● **What you need to do**: Locate each line containing the string "text" and copy it out.

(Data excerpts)
▶

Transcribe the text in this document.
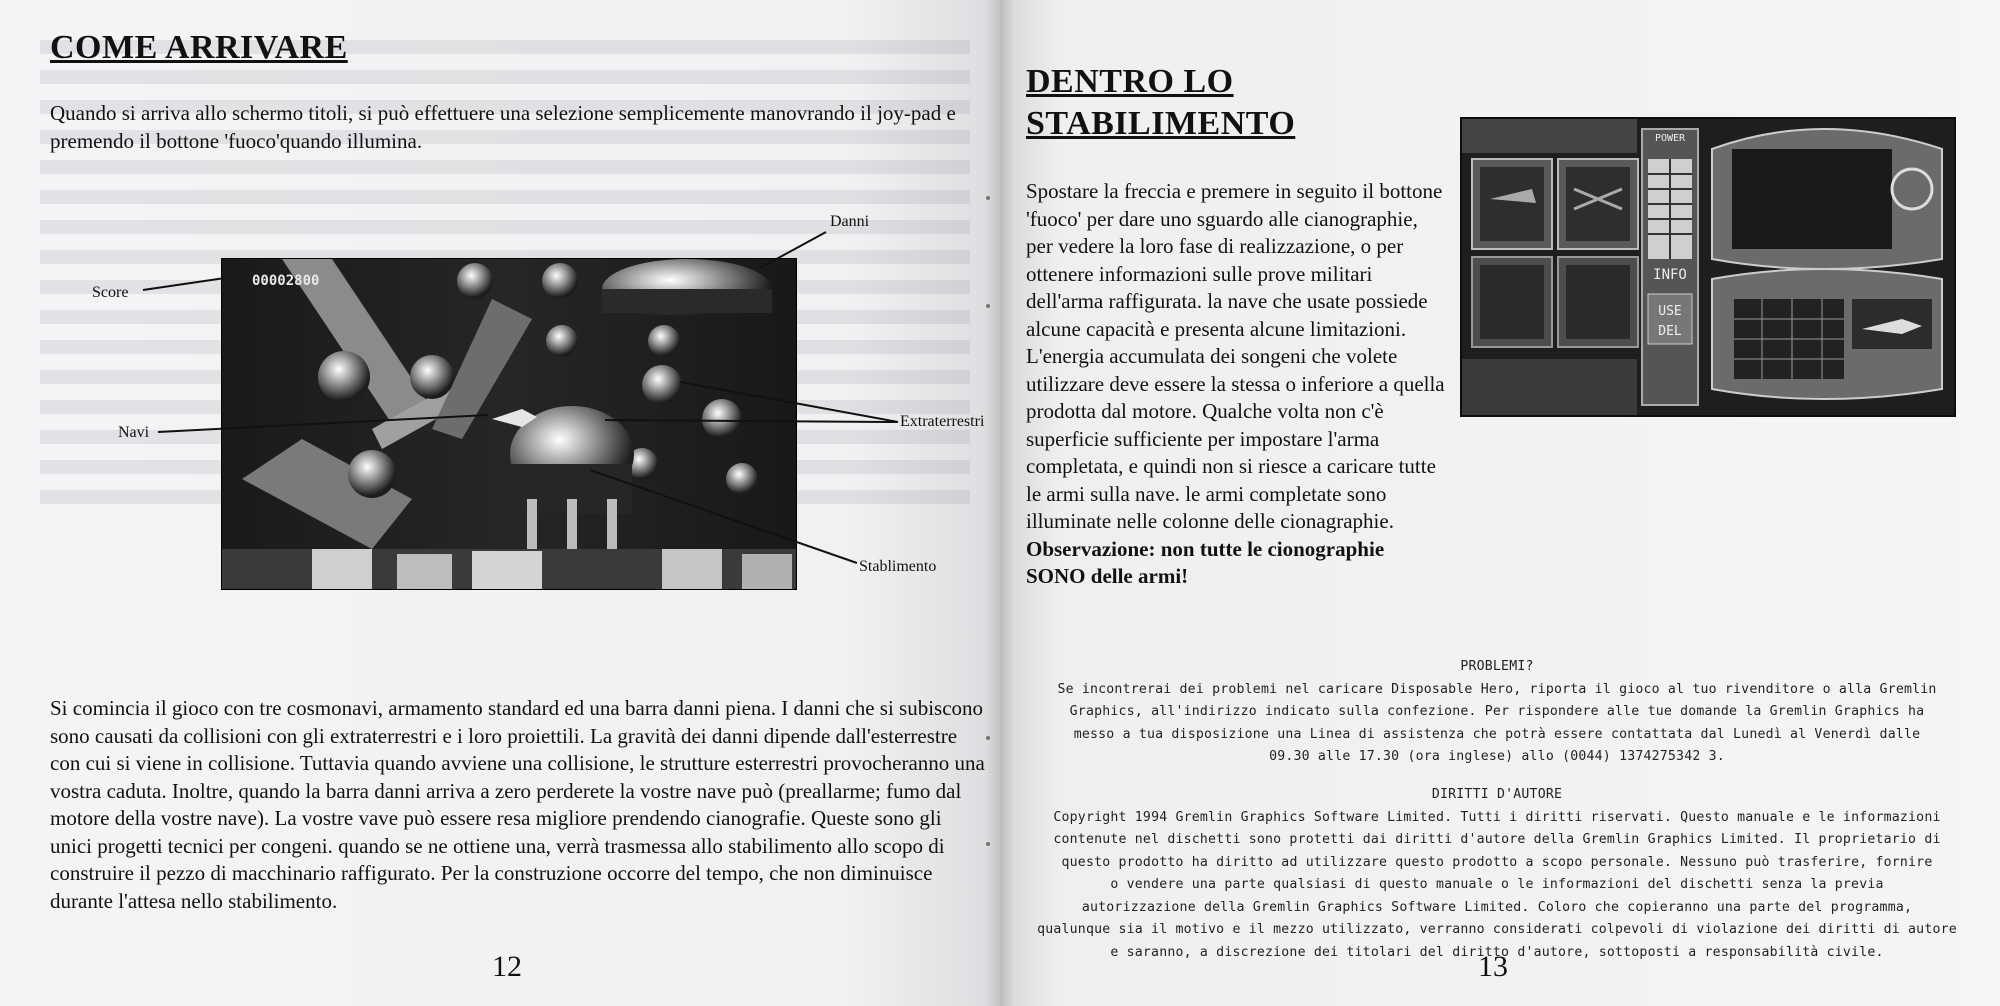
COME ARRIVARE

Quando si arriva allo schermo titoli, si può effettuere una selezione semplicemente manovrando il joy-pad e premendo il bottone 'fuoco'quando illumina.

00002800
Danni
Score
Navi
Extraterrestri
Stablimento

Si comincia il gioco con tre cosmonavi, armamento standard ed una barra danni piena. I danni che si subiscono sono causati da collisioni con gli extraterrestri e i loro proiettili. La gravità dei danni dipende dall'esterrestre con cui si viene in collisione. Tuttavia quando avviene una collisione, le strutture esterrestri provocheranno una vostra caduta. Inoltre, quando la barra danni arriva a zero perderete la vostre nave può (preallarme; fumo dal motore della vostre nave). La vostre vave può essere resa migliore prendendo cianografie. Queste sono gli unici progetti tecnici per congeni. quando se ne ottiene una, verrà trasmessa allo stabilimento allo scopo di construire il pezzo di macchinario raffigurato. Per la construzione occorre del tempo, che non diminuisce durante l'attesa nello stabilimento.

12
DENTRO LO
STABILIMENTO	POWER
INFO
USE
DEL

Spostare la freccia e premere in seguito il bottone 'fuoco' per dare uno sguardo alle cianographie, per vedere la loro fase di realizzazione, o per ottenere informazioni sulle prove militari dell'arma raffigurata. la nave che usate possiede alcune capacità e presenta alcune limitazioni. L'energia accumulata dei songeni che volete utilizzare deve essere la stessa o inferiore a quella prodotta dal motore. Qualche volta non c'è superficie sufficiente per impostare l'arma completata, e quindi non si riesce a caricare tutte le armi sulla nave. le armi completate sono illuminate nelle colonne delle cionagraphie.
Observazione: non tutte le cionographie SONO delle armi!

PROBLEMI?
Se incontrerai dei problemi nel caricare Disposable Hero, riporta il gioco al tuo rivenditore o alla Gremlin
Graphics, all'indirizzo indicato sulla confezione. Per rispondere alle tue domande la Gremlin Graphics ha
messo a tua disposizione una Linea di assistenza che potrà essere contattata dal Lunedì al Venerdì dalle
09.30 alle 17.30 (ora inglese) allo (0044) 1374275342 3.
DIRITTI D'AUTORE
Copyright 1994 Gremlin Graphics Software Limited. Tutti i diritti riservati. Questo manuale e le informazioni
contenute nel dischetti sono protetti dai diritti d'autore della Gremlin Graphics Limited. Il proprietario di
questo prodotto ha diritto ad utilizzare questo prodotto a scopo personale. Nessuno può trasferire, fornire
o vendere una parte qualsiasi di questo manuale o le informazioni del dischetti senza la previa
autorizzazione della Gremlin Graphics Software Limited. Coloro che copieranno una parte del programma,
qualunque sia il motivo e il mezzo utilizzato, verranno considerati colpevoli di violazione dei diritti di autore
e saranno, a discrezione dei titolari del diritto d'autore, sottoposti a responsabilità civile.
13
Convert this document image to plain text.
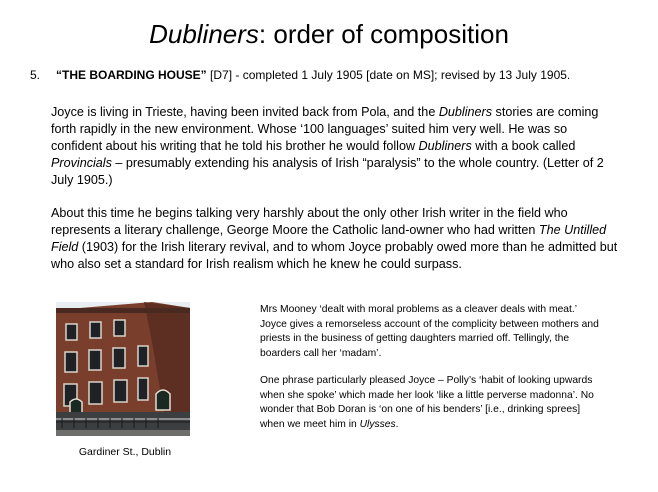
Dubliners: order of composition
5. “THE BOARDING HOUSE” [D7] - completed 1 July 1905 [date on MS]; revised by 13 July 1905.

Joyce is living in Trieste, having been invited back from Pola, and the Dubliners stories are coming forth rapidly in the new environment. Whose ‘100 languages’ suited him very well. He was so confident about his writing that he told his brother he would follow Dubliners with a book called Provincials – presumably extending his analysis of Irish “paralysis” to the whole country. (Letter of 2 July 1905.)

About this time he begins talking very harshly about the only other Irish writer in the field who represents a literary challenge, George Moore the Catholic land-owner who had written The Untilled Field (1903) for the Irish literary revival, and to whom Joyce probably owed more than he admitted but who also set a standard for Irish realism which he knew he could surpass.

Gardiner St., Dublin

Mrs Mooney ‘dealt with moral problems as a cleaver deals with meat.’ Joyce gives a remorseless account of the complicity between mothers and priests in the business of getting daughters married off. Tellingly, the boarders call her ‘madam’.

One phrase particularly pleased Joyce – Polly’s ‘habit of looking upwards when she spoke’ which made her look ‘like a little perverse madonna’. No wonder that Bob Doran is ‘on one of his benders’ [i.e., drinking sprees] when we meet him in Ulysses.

◀
▶

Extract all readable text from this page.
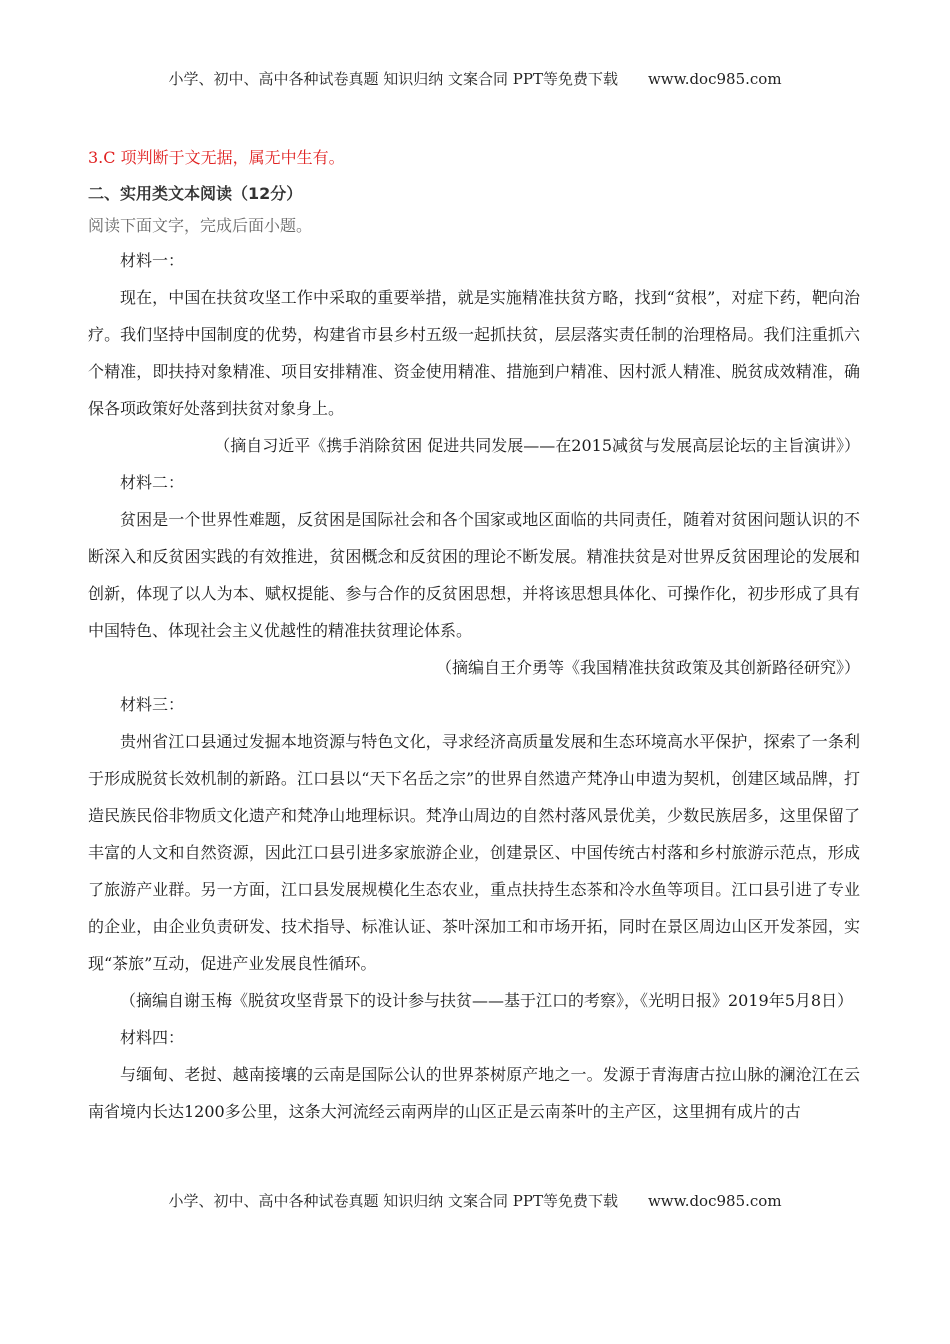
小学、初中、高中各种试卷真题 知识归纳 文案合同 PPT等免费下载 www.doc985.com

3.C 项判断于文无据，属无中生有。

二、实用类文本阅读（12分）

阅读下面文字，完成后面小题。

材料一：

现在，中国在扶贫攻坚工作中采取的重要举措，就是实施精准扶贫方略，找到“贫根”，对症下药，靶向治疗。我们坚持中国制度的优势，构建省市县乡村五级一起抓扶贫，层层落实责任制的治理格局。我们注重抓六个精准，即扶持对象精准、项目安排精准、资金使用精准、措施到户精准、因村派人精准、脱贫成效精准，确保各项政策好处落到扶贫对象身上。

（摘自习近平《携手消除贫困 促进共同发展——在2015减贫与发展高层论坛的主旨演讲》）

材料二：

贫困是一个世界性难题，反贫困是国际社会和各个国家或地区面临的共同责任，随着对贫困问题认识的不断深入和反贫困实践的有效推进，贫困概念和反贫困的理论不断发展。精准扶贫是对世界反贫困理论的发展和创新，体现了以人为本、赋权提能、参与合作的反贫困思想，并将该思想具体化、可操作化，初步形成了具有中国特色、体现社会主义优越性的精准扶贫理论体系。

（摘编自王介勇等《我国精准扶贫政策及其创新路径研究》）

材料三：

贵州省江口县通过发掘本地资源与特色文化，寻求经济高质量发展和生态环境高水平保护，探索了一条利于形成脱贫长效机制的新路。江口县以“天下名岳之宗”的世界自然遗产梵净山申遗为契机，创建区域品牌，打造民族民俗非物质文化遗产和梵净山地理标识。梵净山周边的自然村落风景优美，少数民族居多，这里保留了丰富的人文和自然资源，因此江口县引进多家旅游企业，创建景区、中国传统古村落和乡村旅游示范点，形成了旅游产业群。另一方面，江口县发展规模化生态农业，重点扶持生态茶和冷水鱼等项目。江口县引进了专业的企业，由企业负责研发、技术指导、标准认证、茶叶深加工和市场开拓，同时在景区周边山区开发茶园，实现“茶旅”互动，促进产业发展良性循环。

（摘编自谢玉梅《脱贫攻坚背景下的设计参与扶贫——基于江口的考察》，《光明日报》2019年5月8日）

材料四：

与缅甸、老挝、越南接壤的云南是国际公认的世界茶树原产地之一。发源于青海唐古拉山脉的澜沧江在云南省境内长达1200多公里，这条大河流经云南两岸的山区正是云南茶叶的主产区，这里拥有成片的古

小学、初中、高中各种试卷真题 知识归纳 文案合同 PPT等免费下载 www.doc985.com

◀

● **Written solution**:
Transcribe the text in this document.
Convert this document image to plain text.
Extract all readable text from this page.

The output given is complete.